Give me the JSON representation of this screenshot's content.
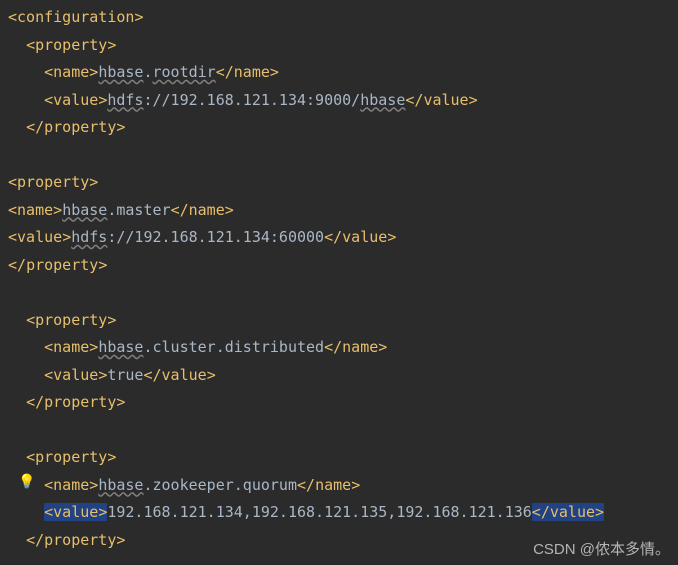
{
  "lines": {
    "l1": {
      "a": "<",
      "b": "configuration",
      "c": ">"
    },
    "l2": {
      "a": "<",
      "b": "property",
      "c": ">"
    },
    "l3": {
      "a": "<",
      "b": "name",
      "c": ">",
      "d": "hbase",
      "e": ".",
      "f": "rootdir",
      "g": "</",
      "h": "name",
      "i": ">"
    },
    "l4": {
      "a": "<",
      "b": "value",
      "c": ">",
      "d": "hdfs",
      "e": "://192.168.121.134:9000/",
      "f": "hbase",
      "g": "</",
      "h": "value",
      "i": ">"
    },
    "l5": {
      "a": "</",
      "b": "property",
      "c": ">"
    },
    "l6": {
      "a": "<",
      "b": "property",
      "c": ">"
    },
    "l7": {
      "a": "<",
      "b": "name",
      "c": ">",
      "d": "hbase",
      "e": ".master",
      "f": "</",
      "g": "name",
      "h": ">"
    },
    "l8": {
      "a": "<",
      "b": "value",
      "c": ">",
      "d": "hdfs",
      "e": "://192.168.121.134:60000",
      "f": "</",
      "g": "value",
      "h": ">"
    },
    "l9": {
      "a": "</",
      "b": "property",
      "c": ">"
    },
    "l10": {
      "a": "<",
      "b": "property",
      "c": ">"
    },
    "l11": {
      "a": "<",
      "b": "name",
      "c": ">",
      "d": "hbase",
      "e": ".cluster.distributed",
      "f": "</",
      "g": "name",
      "h": ">"
    },
    "l12": {
      "a": "<",
      "b": "value",
      "c": ">",
      "d": "true",
      "e": "</",
      "f": "value",
      "g": ">"
    },
    "l13": {
      "a": "</",
      "b": "property",
      "c": ">"
    },
    "l14": {
      "a": "<",
      "b": "property",
      "c": ">"
    },
    "l15": {
      "a": "<",
      "b": "name",
      "c": ">",
      "d": "hbase",
      "e": ".zookeeper.quorum",
      "f": "</",
      "g": "name",
      "h": ">"
    },
    "l16": {
      "a": "<",
      "b": "value",
      "c": ">",
      "d": "192.168.121.134,192.168.121.135,192.168.121.136",
      "e": "</",
      "f": "value",
      "g": ">"
    },
    "l17": {
      "a": "</",
      "b": "property",
      "c": ">"
    }
  },
  "watermark": "CSDN @侬本多情。"
}
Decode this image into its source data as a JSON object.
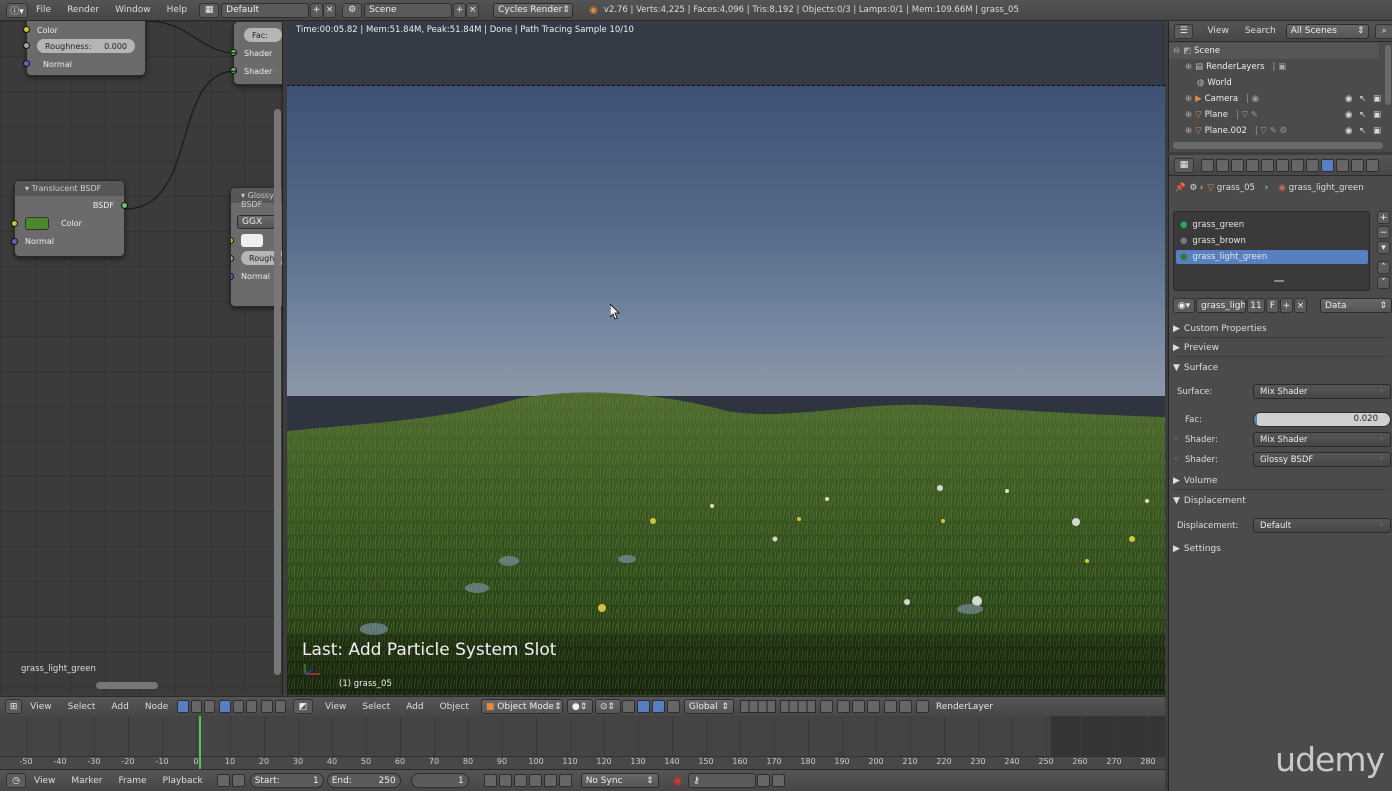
{
  "topbar": {
    "menus": [
      "File",
      "Render",
      "Window",
      "Help"
    ],
    "screen_layout": "Default",
    "scene": "Scene",
    "render_engine": "Cycles Render",
    "stats": "v2.76 | Verts:4,225 | Faces:4,096 | Tris:8,192 | Objects:0/3 | Lamps:0/1 | Mem:109.66M | grass_05"
  },
  "node_editor": {
    "partial_node_1": {
      "color_label": "Color",
      "roughness_label": "Roughness:",
      "roughness_value": "0.000",
      "normal_label": "Normal"
    },
    "mix_node": {
      "fac_label": "Fac:",
      "shader1": "Shader",
      "shader2": "Shader"
    },
    "translucent": {
      "title": "Translucent BSDF",
      "output": "BSDF",
      "color_label": "Color",
      "normal_label": "Normal",
      "color_hex": "#4a8a2a"
    },
    "glossy": {
      "title": "Glossy BSDF",
      "distribution": "GGX",
      "roughness_label": "Roughness",
      "normal_label": "Normal"
    },
    "material_name": "grass_light_green",
    "header": {
      "menus": [
        "View",
        "Select",
        "Add",
        "Node"
      ]
    }
  },
  "viewport": {
    "render_info": "Time:00:05.82 | Mem:51.84M, Peak:51.84M | Done | Path Tracing Sample 10/10",
    "last_operation": "Last: Add Particle System Slot",
    "object_label": "(1) grass_05",
    "header": {
      "menus": [
        "View",
        "Select",
        "Add",
        "Object"
      ],
      "mode": "Object Mode",
      "orientation": "Global",
      "render_layer": "RenderLayer"
    }
  },
  "outliner": {
    "menus": [
      "View",
      "Search"
    ],
    "filter": "All Scenes",
    "items": [
      "Scene",
      "RenderLayers",
      "World",
      "Camera",
      "Plane",
      "Plane.002"
    ]
  },
  "properties": {
    "breadcrumb": [
      "grass_05",
      "grass_light_green"
    ],
    "materials": [
      "grass_green",
      "grass_brown",
      "grass_light_green"
    ],
    "selected_material": "grass_light_green",
    "material_field": "grass_ligh...",
    "users": "11",
    "fake_user": "F",
    "link": "Data",
    "sections": {
      "custom_properties": "Custom Properties",
      "preview": "Preview",
      "surface": "Surface",
      "volume": "Volume",
      "displacement": "Displacement",
      "settings": "Settings"
    },
    "surface_label": "Surface:",
    "surface_value": "Mix Shader",
    "fac_label": "Fac:",
    "fac_value": "0.020",
    "fac_fraction": 0.02,
    "shader1_label": "Shader:",
    "shader1_value": "Mix Shader",
    "shader2_label": "Shader:",
    "shader2_value": "Glossy BSDF",
    "displacement_label": "Displacement:",
    "displacement_value": "Default"
  },
  "timeline": {
    "ticks": [
      "-50",
      "-40",
      "-30",
      "-20",
      "-10",
      "0",
      "10",
      "20",
      "30",
      "40",
      "50",
      "60",
      "70",
      "80",
      "90",
      "100",
      "110",
      "120",
      "130",
      "140",
      "150",
      "160",
      "170",
      "180",
      "190",
      "200",
      "210",
      "220",
      "230",
      "240",
      "250",
      "260",
      "270",
      "280"
    ],
    "menus": [
      "View",
      "Marker",
      "Frame",
      "Playback"
    ],
    "start_label": "Start:",
    "start_value": "1",
    "end_label": "End:",
    "end_value": "250",
    "current_frame": "1",
    "sync": "No Sync"
  },
  "watermark": "udemy"
}
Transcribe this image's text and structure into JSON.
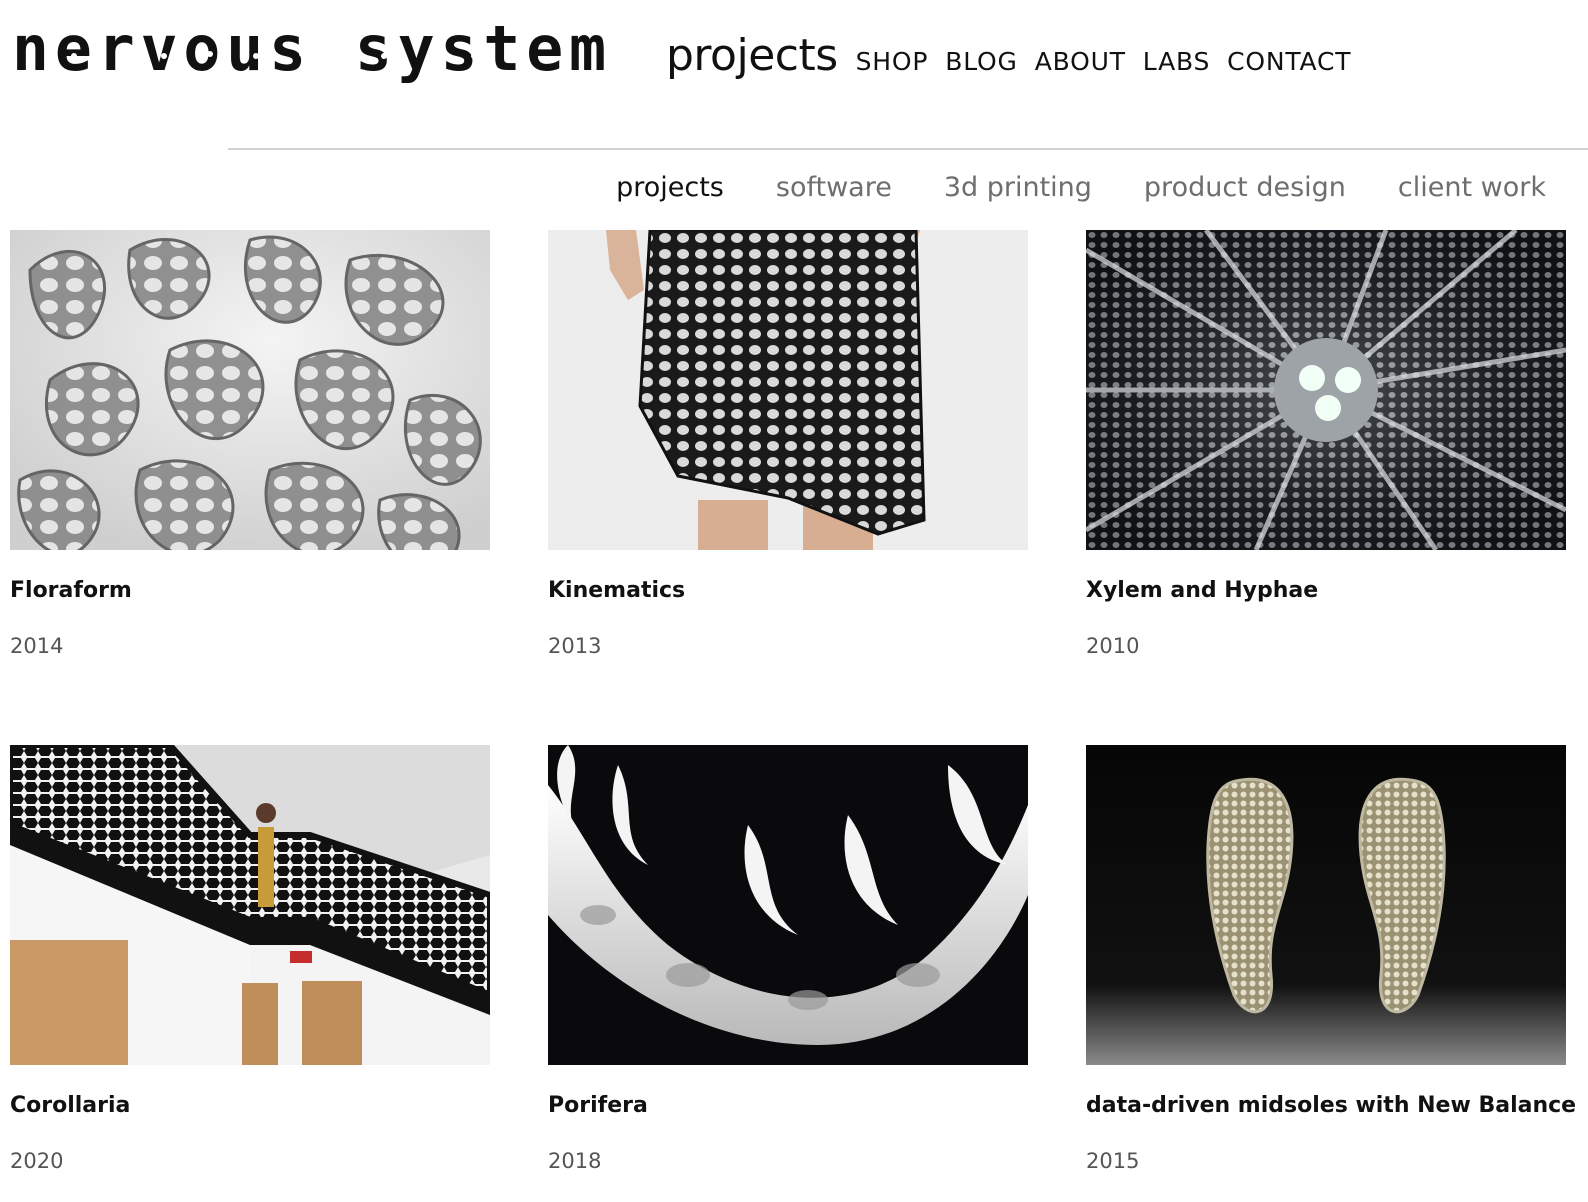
{
  "site": {
    "logo_text": "nervous system"
  },
  "nav": {
    "current": "projects",
    "links": [
      "SHOP",
      "BLOG",
      "ABOUT",
      "LABS",
      "CONTACT"
    ]
  },
  "subnav": {
    "items": [
      "projects",
      "software",
      "3d printing",
      "product design",
      "client work"
    ],
    "active": "projects"
  },
  "projects": [
    {
      "title": "Floraform",
      "year": "2014",
      "image": "white-lattice-sculpture"
    },
    {
      "title": "Kinematics",
      "year": "2013",
      "image": "black-lattice-dress"
    },
    {
      "title": "Xylem and Hyphae",
      "year": "2010",
      "image": "radial-lattice-lamp"
    },
    {
      "title": "Corollaria",
      "year": "2020",
      "image": "lattice-stair-railing"
    },
    {
      "title": "Porifera",
      "year": "2018",
      "image": "white-porcelain-necklace"
    },
    {
      "title": "data-driven midsoles with New Balance",
      "year": "2015",
      "image": "lattice-midsoles"
    }
  ],
  "colors": {
    "text": "#111111",
    "muted": "#6e6e6e",
    "divider": "#d2d2d2",
    "background": "#ffffff"
  }
}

= Prompt =
Find every line holding the word "this"; give their count and nothing else.

= Finished task =
3